— START —
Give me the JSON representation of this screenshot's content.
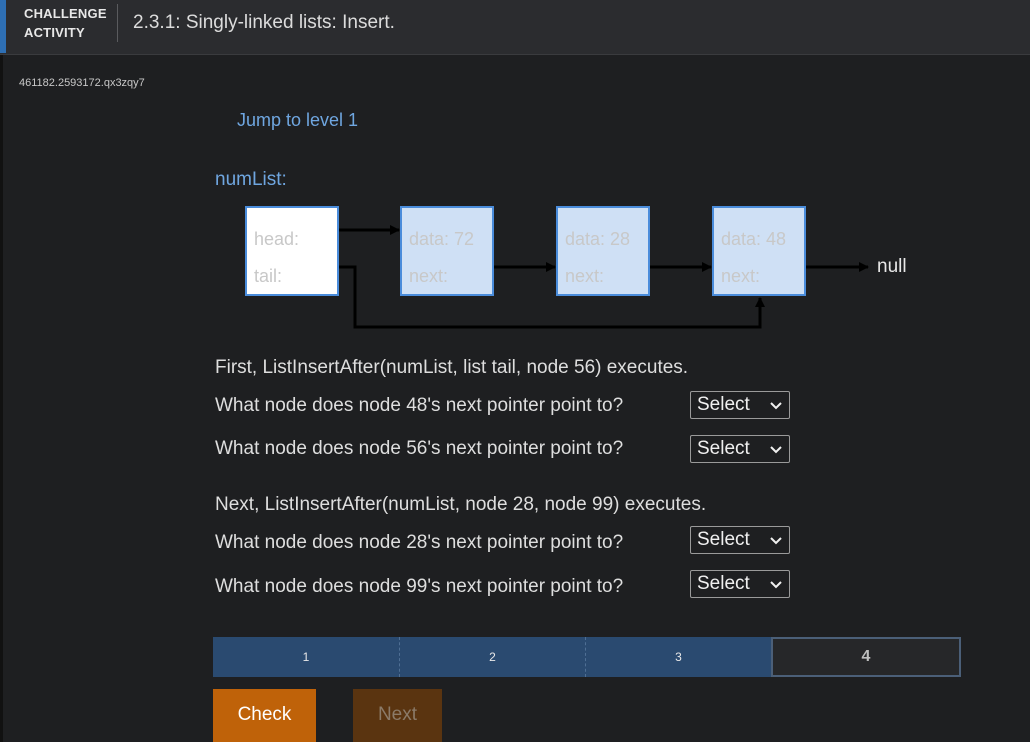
{
  "header": {
    "kind_line1": "CHALLENGE",
    "kind_line2": "ACTIVITY",
    "title": "2.3.1: Singly-linked lists: Insert."
  },
  "activity_id": "461182.2593172.qx3zqy7",
  "jump_label": "Jump to level 1",
  "diagram": {
    "list_name": "numList:",
    "list_node": {
      "head_label": "head:",
      "tail_label": "tail:"
    },
    "nodes": [
      {
        "data_label": "data: 72",
        "next_label": "next:"
      },
      {
        "data_label": "data: 28",
        "next_label": "next:"
      },
      {
        "data_label": "data: 48",
        "next_label": "next:"
      }
    ],
    "null_label": "null"
  },
  "step1": {
    "intro": "First, ListInsertAfter(numList, list tail, node 56) executes.",
    "questions": [
      {
        "text": "What node does node 48's next pointer point to?",
        "select_value": "Select"
      },
      {
        "text": "What node does node 56's next pointer point to?",
        "select_value": "Select"
      }
    ]
  },
  "step2": {
    "intro": "Next, ListInsertAfter(numList, node 28, node 99) executes.",
    "questions": [
      {
        "text": "What node does node 28's next pointer point to?",
        "select_value": "Select"
      },
      {
        "text": "What node does node 99's next pointer point to?",
        "select_value": "Select"
      }
    ]
  },
  "levels": [
    "1",
    "2",
    "3",
    "4"
  ],
  "current_level": "4",
  "buttons": {
    "check": "Check",
    "next": "Next"
  },
  "colors": {
    "accent": "#2e6fb4",
    "link": "#6fa6e0",
    "node_fill": "#cfe0f5",
    "node_border": "#4a8cdb",
    "check_button": "#bf6209",
    "next_button_disabled": "#5a3410",
    "progress_done": "#2a4a70"
  },
  "icons": {
    "select_arrow": "chevron-down-icon"
  }
}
— END —
# Work to be completed
Quote the records in their entirety, keeping the wording exact and excluding pictures.

# Task answer
Give me the JSON representation of this screenshot's content.
{
  "header": {
    "kind_line1": "CHALLENGE",
    "kind_line2": "ACTIVITY",
    "title": "2.3.1: Singly-linked lists: Insert."
  },
  "activity_id": "461182.2593172.qx3zqy7",
  "jump_label": "Jump to level 1",
  "diagram": {
    "list_name": "numList:",
    "list_node": {
      "head_label": "head:",
      "tail_label": "tail:"
    },
    "nodes": [
      {
        "data_label": "data: 72",
        "next_label": "next:"
      },
      {
        "data_label": "data: 28",
        "next_label": "next:"
      },
      {
        "data_label": "data: 48",
        "next_label": "next:"
      }
    ],
    "null_label": "null"
  },
  "step1": {
    "intro": "First, ListInsertAfter(numList, list tail, node 56) executes.",
    "questions": [
      {
        "text": "What node does node 48's next pointer point to?",
        "select_value": "Select"
      },
      {
        "text": "What node does node 56's next pointer point to?",
        "select_value": "Select"
      }
    ]
  },
  "step2": {
    "intro": "Next, ListInsertAfter(numList, node 28, node 99) executes.",
    "questions": [
      {
        "text": "What node does node 28's next pointer point to?",
        "select_value": "Select"
      },
      {
        "text": "What node does node 99's next pointer point to?",
        "select_value": "Select"
      }
    ]
  },
  "levels": [
    "1",
    "2",
    "3",
    "4"
  ],
  "current_level": "4",
  "buttons": {
    "check": "Check",
    "next": "Next"
  },
  "colors": {
    "accent": "#2e6fb4",
    "link": "#6fa6e0",
    "node_fill": "#cfe0f5",
    "node_border": "#4a8cdb",
    "check_button": "#bf6209",
    "next_button_disabled": "#5a3410",
    "progress_done": "#2a4a70"
  },
  "icons": {
    "select_arrow": "chevron-down-icon"
  }
}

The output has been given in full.